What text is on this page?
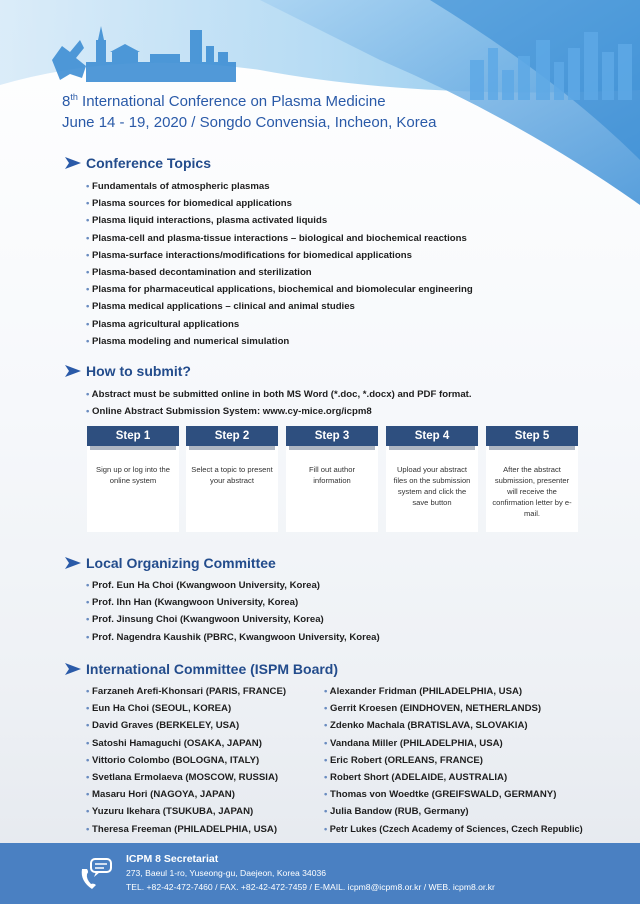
8th International Conference on Plasma Medicine
June 14 - 19, 2020 / Songdo Convensia, Incheon, Korea
Conference Topics
• Fundamentals of atmospheric plasmas
• Plasma sources for biomedical applications
• Plasma liquid interactions, plasma activated liquids
• Plasma-cell and plasma-tissue interactions – biological and biochemical reactions
• Plasma-surface interactions/modifications for biomedical applications
• Plasma-based decontamination and sterilization
• Plasma for pharmaceutical applications, biochemical and biomolecular engineering
• Plasma medical applications – clinical and animal studies
• Plasma agricultural applications
• Plasma modeling and numerical simulation
How to submit?
• Abstract must be submitted online in both MS Word (*.doc, *.docx) and PDF format.
• Online Abstract Submission System: www.cy-mice.org/icpm8
Step 1
Sign up or log into the online system
Step 2
Select a topic to present your abstract
Step 3
Fill out author information
Step 4
Upload your abstract files on the submission system and click the save button
Step 5
After the abstract submission, presenter will receive the confirmation letter by e-mail.
Local Organizing Committee
• Prof. Eun Ha Choi (Kwangwoon University, Korea)
• Prof. Ihn Han (Kwangwoon University, Korea)
• Prof. Jinsung Choi (Kwangwoon University, Korea)
• Prof. Nagendra Kaushik (PBRC, Kwangwoon University, Korea)
International Committee (ISPM Board)
• Farzaneh Arefi-Khonsari (PARIS, FRANCE)
• Eun Ha Choi (SEOUL, KOREA)
• David Graves (BERKELEY, USA)
• Satoshi Hamaguchi (OSAKA, JAPAN)
• Vittorio Colombo (BOLOGNA, ITALY)
• Svetlana Ermolaeva (MOSCOW, RUSSIA)
• Masaru Hori (NAGOYA, JAPAN)
• Yuzuru Ikehara (TSUKUBA, JAPAN)
• Theresa Freeman (PHILADELPHIA, USA)
• Alexander Fridman (PHILADELPHIA, USA)
• Gerrit Kroesen (EINDHOVEN, NETHERLANDS)
• Zdenko Machala (BRATISLAVA, SLOVAKIA)
• Vandana Miller (PHILADELPHIA, USA)
• Eric Robert (ORLEANS, FRANCE)
• Robert Short (ADELAIDE, AUSTRALIA)
• Thomas von Woedtke (GREIFSWALD, GERMANY)
• Julia Bandow (RUB, Germany)
• Petr Lukes (Czech Academy of Sciences, Czech Republic)
ICPM 8 Secretariat
273, Baeul 1-ro, Yuseong-gu, Daejeon, Korea 34036
TEL. +82-42-472-7460 / FAX. +82-42-472-7459 / E-MAIL. icpm8@icpm8.or.kr / WEB. icpm8.or.kr
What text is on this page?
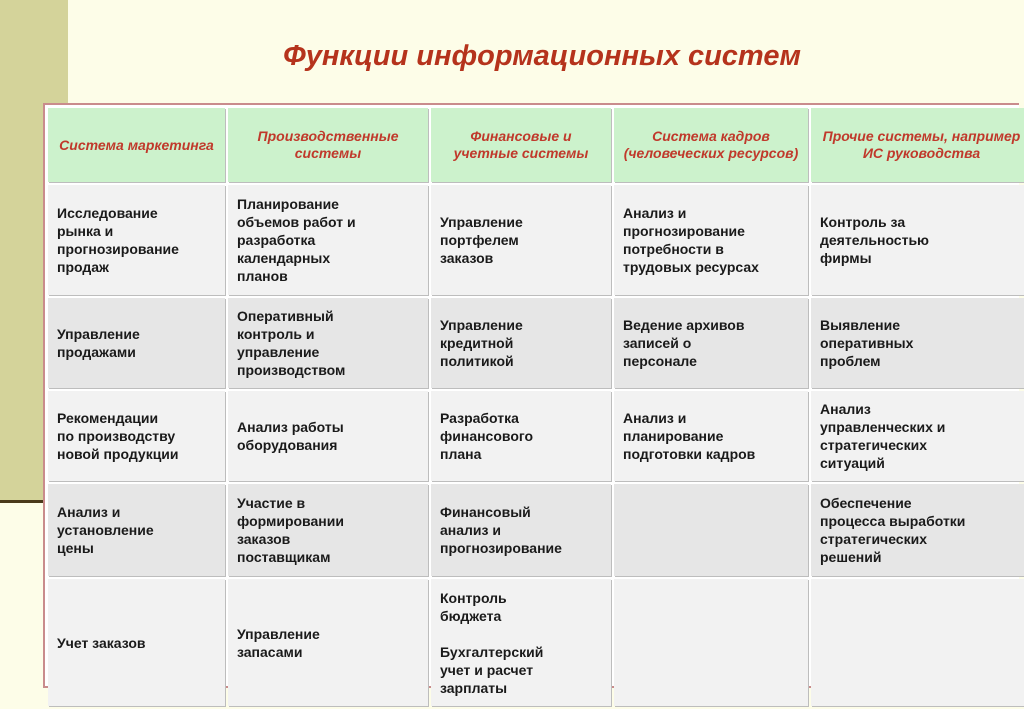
Функции информационных систем
Система маркетинга
Производственные системы
Финансовые и учетные системы
Система кадров (человеческих ресурсов)
Прочие системы, например ИС руководства
Исследование
рынка и
прогнозирование
продаж
Планирование
объемов работ и
разработка
календарных
планов
Управление
портфелем
заказов
Анализ и
прогнозирование
потребности в
трудовых ресурсах
Контроль за
деятельностью
фирмы
Управление
продажами
Оперативный
контроль и
управление
производством
Управление
кредитной
политикой
Ведение архивов
записей о
персонале
Выявление
оперативных
проблем
Рекомендации
по производству
новой продукции
Анализ работы
оборудования
Разработка
финансового
плана
Анализ и
планирование
подготовки кадров
Анализ
управленческих и
стратегических
ситуаций
Анализ и
установление
цены
Участие в
формировании
заказов
поставщикам
Финансовый
анализ и
прогнозирование
Обеспечение
процесса выработки
стратегических
решений
Учет заказов
Управление
запасами
Контроль
бюджета
Бухгалтерский
учет и расчет
зарплаты
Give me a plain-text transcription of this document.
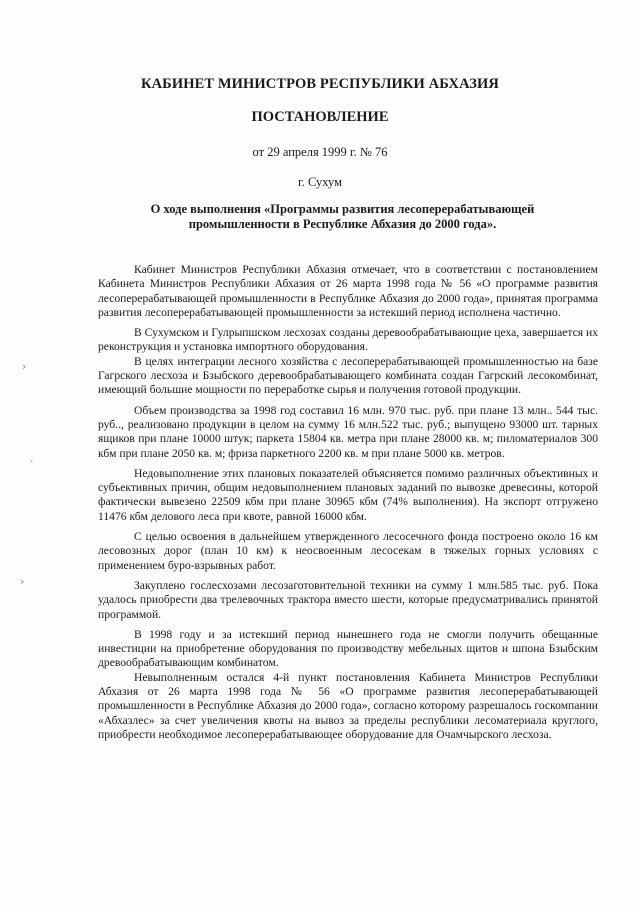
КАБИНЕТ МИНИСТРОВ РЕСПУБЛИКИ АБХАЗИЯ
ПОСТАНОВЛЕНИЕ
от 29 апреля 1999 г. № 76
г. Сухум
О ходе выполнения «Программы развития лесоперерабатывающей промышленности в Республике Абхазия до 2000 года».

Кабинет Министров Республики Абхазия отмечает, что в соответствии с постановлением Кабинета Министров Республики Абхазия от 26 марта 1998 года № 56 «О программе развития лесоперерабатывающей промышленности в Республике Абхазия до 2000 года», принятая программа развития лесоперерабатывающей промышленности за истекший период исполнена частично.

В Сухумском и Гулрыпшском лесхозах созданы деревообрабатывающие цеха, завершается их реконструкция и установка импортного оборудования.

В целях интеграции лесного хозяйства с лесоперерабатывающей промышленностью на базе Гагрского лесхоза и Бзыбского деревообрабатывающего комбината создан Гагрский лесокомбинат, имеющий большие мощности по переработке сырья и получения готовой продукции.

Объем производства за 1998 год составил 16 млн. 970 тыс. руб. при плане 13 млн.. 544 тыс. руб.., реализовано продукции в целом на сумму 16 млн.522 тыс. руб.; выпущено 93000 шт. тарных ящиков при плане 10000 штук; паркета 15804 кв. метра при плане 28000 кв. м; пиломатериалов 300 кбм при плане 2050 кв. м; фриза паркетного 2200 кв. м при плане 5000 кв. метров.

Недовыполнение этих плановых показателей объясняется помимо различных объективных и субъективных причин, общим недовыполнением плановых заданий по вывозке древесины, которой фактически вывезено 22509 кбм при плане 30965 кбм (74% выполнения). На экспорт отгружено 11476 кбм делового леса при квоте, равной 16000 кбм.

С целью освоения в дальнейшем утвержденного лесосечного фонда построено около 16 км лесовозных дорог (план 10 км) к неосвоенным лесосекам в тяжелых горных условиях с применением буро-взрывных работ.

Закуплено гослесхозами лесозаготовительной техники на сумму 1 млн.585 тыс. руб. Пока удалось приобрести два трелевочных трактора вместо шести, которые предусматривались принятой программой.

В 1998 году и за истекший период нынешнего года не смогли получить обещанные инвестиции на приобретение оборудования по производству мебельных щитов и шпона Бзыбским древообрабатывающим комбинатом.

Невыполненным остался 4-й пункт постановления Кабинета Министров Республики Абхазия от 26 марта 1998 года № 56 «О программе развития лесоперерабатывающей промышленности в Республике Абхазия до 2000 года», согласно которому разрешалось госкомпании «Абхазлес» за счет увеличения квоты на вывоз за пределы республики лесоматериала круглого, приобрести необходимое лесоперерабатывающее оборудование для Очамчырского лесхоза.

›
·
›
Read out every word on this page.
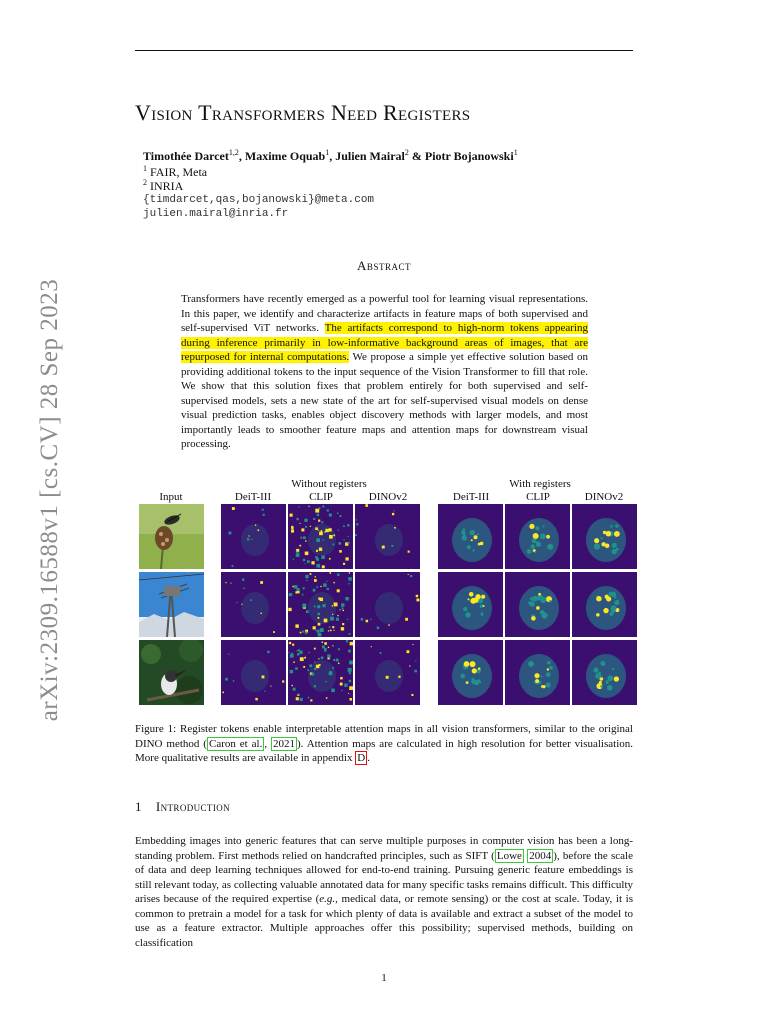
arXiv:2309.16588v1 [cs.CV] 28 Sep 2023
Vision Transformers Need Registers
Timothée Darcet$^{1,2}$, Maxime Oquab$^1$, Julien Mairal$^2$ & Piotr Bojanowski$^1$
$^1$ FAIR, Meta
$^2$ INRIA
{timdarcet,qas,bojanowski}@meta.com
julien.mairal@inria.fr
Abstract
Transformers have recently emerged as a powerful tool for learning visual representations. In this paper, we identify and characterize artifacts in feature maps of both supervised and self-supervised ViT networks. The artifacts correspond to high-norm tokens appearing during inference primarily in low-informative background areas of images, that are repurposed for internal computations. We propose a simple yet effective solution based on providing additional tokens to the input sequence of the Vision Transformer to fill that role. We show that this solution fixes that problem entirely for both supervised and self-supervised models, sets a new state of the art for self-supervised visual models on dense visual prediction tasks, enables object discovery methods with larger models, and most importantly leads to smoother feature maps and attention maps for downstream visual processing.
Without registers	With registers
Input	DeiT-III	CLIP	DINOv2	DeiT-III	CLIP	DINOv2
Figure 1: Register tokens enable interpretable attention maps in all vision transformers, similar to the original DINO method ( Caron et al. , 2021 ). Attention maps are calculated in high resolution for better visualisation. More qualitative results are available in appendix D .
1 Introduction
Embedding images into generic features that can serve multiple purposes in computer vision has been a long-standing problem. First methods relied on handcrafted principles, such as SIFT ( Lowe 2004 ), before the scale of data and deep learning techniques allowed for end-to-end training. Pursuing generic feature embeddings is still relevant today, as collecting valuable annotated data for many specific tasks remains difficult. This difficulty arises because of the required expertise (e.g., medical data, or remote sensing) or the cost at scale. Today, it is common to pretrain a model for a task for which plenty of data is available and extract a subset of the model to use as a feature extractor. Multiple approaches offer this possibility; supervised methods, building on classification
1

= = = = = = =

AIM OF THE TASK:
Each line above that includes "оборудования" counts once; state the total and nothing more.

RESULT OF THIS EXERCISE:
3